Collected data:
..............................

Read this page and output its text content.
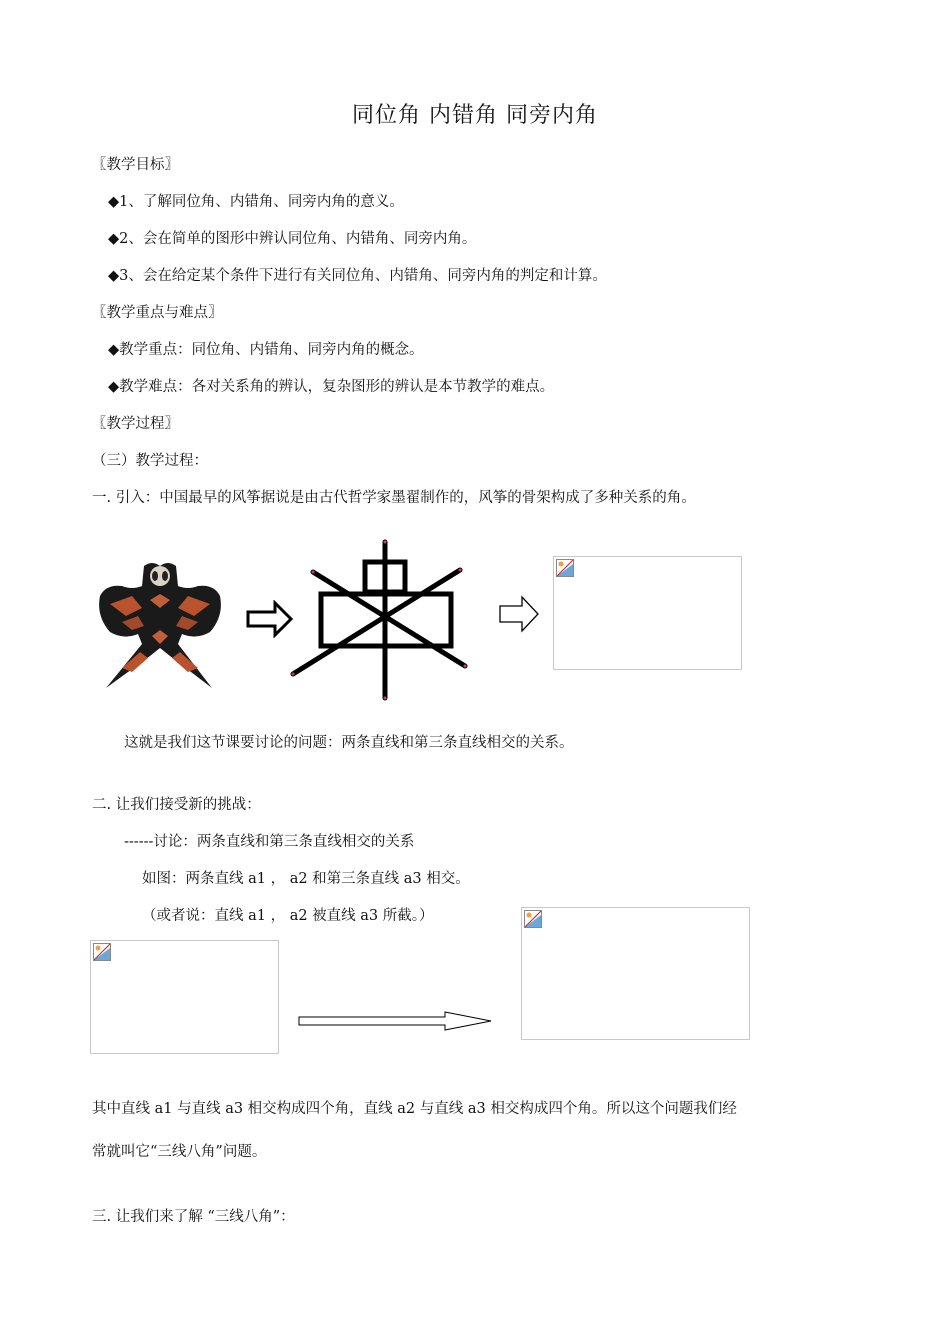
同位角 内错角 同旁内角
〖教学目标〗
◆1、了解同位角、内错角、同旁内角的意义。
◆2、会在简单的图形中辨认同位角、内错角、同旁内角。
◆3、会在给定某个条件下进行有关同位角、内错角、同旁内角的判定和计算。
〖教学重点与难点〗
◆教学重点：同位角、内错角、同旁内角的概念。
◆教学难点：各对关系角的辨认，复杂图形的辨认是本节教学的难点。
〖教学过程〗
（三）教学过程：
一. 引入：中国最早的风筝据说是由古代哲学家墨翟制作的，风筝的骨架构成了多种关系的角。
这就是我们这节课要讨论的问题：两条直线和第三条直线相交的关系。
二. 让我们接受新的挑战：
------讨论：两条直线和第三条直线相交的关系
如图：两条直线 a1 ， a2 和第三条直线 a3 相交。
（或者说：直线 a1 ， a2 被直线 a3 所截。）
其中直线 a1 与直线 a3 相交构成四个角，直线 a2 与直线 a3 相交构成四个角。所以这个问题我们经
常就叫它“三线八角”问题。
三. 让我们来了解 “三线八角”：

..............................

Return the listing above unchanged, apart from dropping its pictures.

Read this page and output its text content.
同位角 内错角 同旁内角
〖教学目标〗
◆1、了解同位角、内错角、同旁内角的意义。
◆2、会在简单的图形中辨认同位角、内错角、同旁内角。
◆3、会在给定某个条件下进行有关同位角、内错角、同旁内角的判定和计算。
〖教学重点与难点〗
◆教学重点：同位角、内错角、同旁内角的概念。
◆教学难点：各对关系角的辨认，复杂图形的辨认是本节教学的难点。
〖教学过程〗
（三）教学过程：
一. 引入：中国最早的风筝据说是由古代哲学家墨翟制作的，风筝的骨架构成了多种关系的角。
这就是我们这节课要讨论的问题：两条直线和第三条直线相交的关系。
二. 让我们接受新的挑战：
------讨论：两条直线和第三条直线相交的关系
如图：两条直线 a1 ， a2 和第三条直线 a3 相交。
（或者说：直线 a1 ， a2 被直线 a3 所截。）
其中直线 a1 与直线 a3 相交构成四个角，直线 a2 与直线 a3 相交构成四个角。所以这个问题我们经
常就叫它“三线八角”问题。
三. 让我们来了解 “三线八角”：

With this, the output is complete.